→ **Entries with figure data**:
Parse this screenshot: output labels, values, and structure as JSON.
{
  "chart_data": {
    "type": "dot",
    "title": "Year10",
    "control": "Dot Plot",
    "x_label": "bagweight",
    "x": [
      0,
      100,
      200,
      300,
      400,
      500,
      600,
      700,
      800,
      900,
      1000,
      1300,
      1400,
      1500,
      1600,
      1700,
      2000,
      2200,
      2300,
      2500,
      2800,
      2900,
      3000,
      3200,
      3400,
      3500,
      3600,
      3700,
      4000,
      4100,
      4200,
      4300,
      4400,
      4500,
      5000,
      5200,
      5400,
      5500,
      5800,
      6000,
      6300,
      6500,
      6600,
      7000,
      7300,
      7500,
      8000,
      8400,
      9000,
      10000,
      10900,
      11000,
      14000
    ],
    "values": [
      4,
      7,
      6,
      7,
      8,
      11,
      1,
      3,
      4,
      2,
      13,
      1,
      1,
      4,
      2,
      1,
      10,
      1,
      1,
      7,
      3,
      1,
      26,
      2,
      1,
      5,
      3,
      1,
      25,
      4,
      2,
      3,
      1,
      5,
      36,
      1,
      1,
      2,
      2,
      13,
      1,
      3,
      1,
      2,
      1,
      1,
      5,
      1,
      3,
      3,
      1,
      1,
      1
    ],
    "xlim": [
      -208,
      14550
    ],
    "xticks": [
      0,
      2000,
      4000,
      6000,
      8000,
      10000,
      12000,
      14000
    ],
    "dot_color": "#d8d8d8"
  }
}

→ **WORK REQUIRED**:
Pull out all lines containing "values".

→ **EXERCISE OUTPUT**:
Parse this screenshot: output labels, values, and structure as JSON.
    "values": [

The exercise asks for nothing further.